EXERCISE TASK – Quote the data below in full, please, without altering anything.

GIVEN ENTRIES –
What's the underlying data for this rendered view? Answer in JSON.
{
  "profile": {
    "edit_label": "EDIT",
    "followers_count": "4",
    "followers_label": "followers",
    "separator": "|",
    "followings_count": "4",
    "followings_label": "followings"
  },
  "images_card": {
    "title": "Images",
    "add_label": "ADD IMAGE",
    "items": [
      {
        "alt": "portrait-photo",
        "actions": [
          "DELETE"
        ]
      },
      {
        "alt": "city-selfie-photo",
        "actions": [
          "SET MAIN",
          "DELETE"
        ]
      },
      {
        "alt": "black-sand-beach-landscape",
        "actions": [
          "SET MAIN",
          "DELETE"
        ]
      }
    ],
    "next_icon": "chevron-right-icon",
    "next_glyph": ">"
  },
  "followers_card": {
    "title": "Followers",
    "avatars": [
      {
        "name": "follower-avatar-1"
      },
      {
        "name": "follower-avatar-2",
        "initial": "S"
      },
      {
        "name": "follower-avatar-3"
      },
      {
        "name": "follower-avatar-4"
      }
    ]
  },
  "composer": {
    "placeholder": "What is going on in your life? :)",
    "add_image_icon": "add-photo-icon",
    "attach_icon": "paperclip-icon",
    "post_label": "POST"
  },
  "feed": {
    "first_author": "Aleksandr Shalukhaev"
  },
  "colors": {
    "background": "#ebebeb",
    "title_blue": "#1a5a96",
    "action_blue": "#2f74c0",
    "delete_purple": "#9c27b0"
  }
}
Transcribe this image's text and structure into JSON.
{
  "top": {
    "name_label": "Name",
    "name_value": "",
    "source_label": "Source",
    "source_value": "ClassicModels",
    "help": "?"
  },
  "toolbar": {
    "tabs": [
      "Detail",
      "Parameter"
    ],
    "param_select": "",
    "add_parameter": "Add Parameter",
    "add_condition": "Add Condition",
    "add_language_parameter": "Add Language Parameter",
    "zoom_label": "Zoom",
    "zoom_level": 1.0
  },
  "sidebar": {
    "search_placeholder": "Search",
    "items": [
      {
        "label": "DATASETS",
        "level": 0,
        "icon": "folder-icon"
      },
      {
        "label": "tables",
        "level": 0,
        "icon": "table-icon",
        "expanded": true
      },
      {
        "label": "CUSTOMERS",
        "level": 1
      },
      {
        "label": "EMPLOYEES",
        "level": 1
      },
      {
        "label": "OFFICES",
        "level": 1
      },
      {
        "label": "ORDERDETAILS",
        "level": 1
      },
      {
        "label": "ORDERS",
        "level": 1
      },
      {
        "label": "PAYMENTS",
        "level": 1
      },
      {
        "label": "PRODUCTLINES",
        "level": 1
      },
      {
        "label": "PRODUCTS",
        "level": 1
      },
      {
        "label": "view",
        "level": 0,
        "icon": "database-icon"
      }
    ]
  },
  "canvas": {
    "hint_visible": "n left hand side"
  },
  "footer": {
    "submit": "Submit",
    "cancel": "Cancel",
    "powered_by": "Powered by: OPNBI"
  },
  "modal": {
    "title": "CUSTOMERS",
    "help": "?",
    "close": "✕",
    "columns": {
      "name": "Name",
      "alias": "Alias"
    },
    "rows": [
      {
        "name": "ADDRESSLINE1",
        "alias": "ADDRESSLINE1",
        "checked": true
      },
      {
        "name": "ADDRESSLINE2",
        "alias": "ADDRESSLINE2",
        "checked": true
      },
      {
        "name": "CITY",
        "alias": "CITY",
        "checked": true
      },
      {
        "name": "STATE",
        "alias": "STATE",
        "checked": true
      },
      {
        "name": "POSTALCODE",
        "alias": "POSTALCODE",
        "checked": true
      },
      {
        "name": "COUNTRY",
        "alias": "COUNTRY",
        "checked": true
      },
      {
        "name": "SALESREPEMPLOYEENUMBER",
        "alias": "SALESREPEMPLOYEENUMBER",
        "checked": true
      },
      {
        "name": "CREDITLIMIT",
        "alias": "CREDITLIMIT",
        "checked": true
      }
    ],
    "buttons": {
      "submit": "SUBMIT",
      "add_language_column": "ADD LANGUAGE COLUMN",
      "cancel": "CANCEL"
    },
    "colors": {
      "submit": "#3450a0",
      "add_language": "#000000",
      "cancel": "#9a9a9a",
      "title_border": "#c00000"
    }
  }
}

FULL OUTPUT –
What's the underlying data for this rendered view? Answer in JSON.
{
  "profile": {
    "edit_label": "EDIT",
    "followers_count": "4",
    "followers_label": "followers",
    "separator": "|",
    "followings_count": "4",
    "followings_label": "followings"
  },
  "images_card": {
    "title": "Images",
    "add_label": "ADD IMAGE",
    "items": [
      {
        "alt": "portrait-photo",
        "actions": [
          "DELETE"
        ]
      },
      {
        "alt": "city-selfie-photo",
        "actions": [
          "SET MAIN",
          "DELETE"
        ]
      },
      {
        "alt": "black-sand-beach-landscape",
        "actions": [
          "SET MAIN",
          "DELETE"
        ]
      }
    ],
    "next_icon": "chevron-right-icon",
    "next_glyph": ">"
  },
  "followers_card": {
    "title": "Followers",
    "avatars": [
      {
        "name": "follower-avatar-1"
      },
      {
        "name": "follower-avatar-2",
        "initial": "S"
      },
      {
        "name": "follower-avatar-3"
      },
      {
        "name": "follower-avatar-4"
      }
    ]
  },
  "composer": {
    "placeholder": "What is going on in your life? :)",
    "add_image_icon": "add-photo-icon",
    "attach_icon": "paperclip-icon",
    "post_label": "POST"
  },
  "feed": {
    "first_author": "Aleksandr Shalukhaev"
  },
  "colors": {
    "background": "#ebebeb",
    "title_blue": "#1a5a96",
    "action_blue": "#2f74c0",
    "delete_purple": "#9c27b0"
  }
}
Transcribe this image's text and structure into JSON.
{
  "top": {
    "name_label": "Name",
    "name_value": "",
    "source_label": "Source",
    "source_value": "ClassicModels",
    "help": "?"
  },
  "toolbar": {
    "tabs": [
      "Detail",
      "Parameter"
    ],
    "param_select": "",
    "add_parameter": "Add Parameter",
    "add_condition": "Add Condition",
    "add_language_parameter": "Add Language Parameter",
    "zoom_label": "Zoom",
    "zoom_level": 1.0
  },
  "sidebar": {
    "search_placeholder": "Search",
    "items": [
      {
        "label": "DATASETS",
        "level": 0,
        "icon": "folder-icon"
      },
      {
        "label": "tables",
        "level": 0,
        "icon": "table-icon",
        "expanded": true
      },
      {
        "label": "CUSTOMERS",
        "level": 1
      },
      {
        "label": "EMPLOYEES",
        "level": 1
      },
      {
        "label": "OFFICES",
        "level": 1
      },
      {
        "label": "ORDERDETAILS",
        "level": 1
      },
      {
        "label": "ORDERS",
        "level": 1
      },
      {
        "label": "PAYMENTS",
        "level": 1
      },
      {
        "label": "PRODUCTLINES",
        "level": 1
      },
      {
        "label": "PRODUCTS",
        "level": 1
      },
      {
        "label": "view",
        "level": 0,
        "icon": "database-icon"
      }
    ]
  },
  "canvas": {
    "hint_visible": "n left hand side"
  },
  "footer": {
    "submit": "Submit",
    "cancel": "Cancel",
    "powered_by": "Powered by: OPNBI"
  },
  "modal": {
    "title": "CUSTOMERS",
    "help": "?",
    "close": "✕",
    "columns": {
      "name": "Name",
      "alias": "Alias"
    },
    "rows": [
      {
        "name": "ADDRESSLINE1",
        "alias": "ADDRESSLINE1",
        "checked": true
      },
      {
        "name": "ADDRESSLINE2",
        "alias": "ADDRESSLINE2",
        "checked": true
      },
      {
        "name": "CITY",
        "alias": "CITY",
        "checked": true
      },
      {
        "name": "STATE",
        "alias": "STATE",
        "checked": true
      },
      {
        "name": "POSTALCODE",
        "alias": "POSTALCODE",
        "checked": true
      },
      {
        "name": "COUNTRY",
        "alias": "COUNTRY",
        "checked": true
      },
      {
        "name": "SALESREPEMPLOYEENUMBER",
        "alias": "SALESREPEMPLOYEENUMBER",
        "checked": true
      },
      {
        "name": "CREDITLIMIT",
        "alias": "CREDITLIMIT",
        "checked": true
      }
    ],
    "buttons": {
      "submit": "SUBMIT",
      "add_language_column": "ADD LANGUAGE COLUMN",
      "cancel": "CANCEL"
    },
    "colors": {
      "submit": "#3450a0",
      "add_language": "#000000",
      "cancel": "#9a9a9a",
      "title_border": "#c00000"
    }
  }
}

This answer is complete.